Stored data

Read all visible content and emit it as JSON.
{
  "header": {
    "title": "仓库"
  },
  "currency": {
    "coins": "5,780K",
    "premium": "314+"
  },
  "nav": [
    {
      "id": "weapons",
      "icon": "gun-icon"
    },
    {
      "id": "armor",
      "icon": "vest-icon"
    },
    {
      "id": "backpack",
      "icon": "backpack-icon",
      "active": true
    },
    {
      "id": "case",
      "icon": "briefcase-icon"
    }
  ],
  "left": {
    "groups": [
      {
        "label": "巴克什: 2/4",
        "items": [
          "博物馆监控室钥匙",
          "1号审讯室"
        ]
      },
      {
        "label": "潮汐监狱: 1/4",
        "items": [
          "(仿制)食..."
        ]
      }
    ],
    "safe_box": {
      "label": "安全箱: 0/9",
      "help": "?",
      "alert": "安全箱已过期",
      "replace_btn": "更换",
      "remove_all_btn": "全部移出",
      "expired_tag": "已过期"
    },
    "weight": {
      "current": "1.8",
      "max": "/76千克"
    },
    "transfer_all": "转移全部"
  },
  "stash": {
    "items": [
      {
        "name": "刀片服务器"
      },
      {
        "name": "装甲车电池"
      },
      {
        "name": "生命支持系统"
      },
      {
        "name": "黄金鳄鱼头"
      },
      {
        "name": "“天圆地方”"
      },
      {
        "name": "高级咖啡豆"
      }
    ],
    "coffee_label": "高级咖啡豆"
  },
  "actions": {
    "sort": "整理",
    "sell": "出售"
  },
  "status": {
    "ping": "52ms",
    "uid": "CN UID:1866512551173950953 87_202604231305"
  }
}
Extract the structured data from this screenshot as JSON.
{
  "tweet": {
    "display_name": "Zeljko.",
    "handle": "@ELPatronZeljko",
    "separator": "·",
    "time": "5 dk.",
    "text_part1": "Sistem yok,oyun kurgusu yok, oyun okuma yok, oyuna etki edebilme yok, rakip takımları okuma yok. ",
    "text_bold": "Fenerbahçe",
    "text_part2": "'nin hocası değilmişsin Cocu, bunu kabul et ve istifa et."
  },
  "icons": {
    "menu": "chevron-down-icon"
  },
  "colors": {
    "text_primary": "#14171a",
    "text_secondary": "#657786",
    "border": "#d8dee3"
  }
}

## JOB:
Set down the material above again, word for word.

## IN RESPONSE:
Read all visible content and emit it as JSON.
{
  "header": {
    "title": "仓库"
  },
  "currency": {
    "coins": "5,780K",
    "premium": "314+"
  },
  "nav": [
    {
      "id": "weapons",
      "icon": "gun-icon"
    },
    {
      "id": "armor",
      "icon": "vest-icon"
    },
    {
      "id": "backpack",
      "icon": "backpack-icon",
      "active": true
    },
    {
      "id": "case",
      "icon": "briefcase-icon"
    }
  ],
  "left": {
    "groups": [
      {
        "label": "巴克什: 2/4",
        "items": [
          "博物馆监控室钥匙",
          "1号审讯室"
        ]
      },
      {
        "label": "潮汐监狱: 1/4",
        "items": [
          "(仿制)食..."
        ]
      }
    ],
    "safe_box": {
      "label": "安全箱: 0/9",
      "help": "?",
      "alert": "安全箱已过期",
      "replace_btn": "更换",
      "remove_all_btn": "全部移出",
      "expired_tag": "已过期"
    },
    "weight": {
      "current": "1.8",
      "max": "/76千克"
    },
    "transfer_all": "转移全部"
  },
  "stash": {
    "items": [
      {
        "name": "刀片服务器"
      },
      {
        "name": "装甲车电池"
      },
      {
        "name": "生命支持系统"
      },
      {
        "name": "黄金鳄鱼头"
      },
      {
        "name": "“天圆地方”"
      },
      {
        "name": "高级咖啡豆"
      }
    ],
    "coffee_label": "高级咖啡豆"
  },
  "actions": {
    "sort": "整理",
    "sell": "出售"
  },
  "status": {
    "ping": "52ms",
    "uid": "CN UID:1866512551173950953 87_202604231305"
  }
}
Extract the structured data from this screenshot as JSON.
{
  "tweet": {
    "display_name": "Zeljko.",
    "handle": "@ELPatronZeljko",
    "separator": "·",
    "time": "5 dk.",
    "text_part1": "Sistem yok,oyun kurgusu yok, oyun okuma yok, oyuna etki edebilme yok, rakip takımları okuma yok. ",
    "text_bold": "Fenerbahçe",
    "text_part2": "'nin hocası değilmişsin Cocu, bunu kabul et ve istifa et."
  },
  "icons": {
    "menu": "chevron-down-icon"
  },
  "colors": {
    "text_primary": "#14171a",
    "text_secondary": "#657786",
    "border": "#d8dee3"
  }
}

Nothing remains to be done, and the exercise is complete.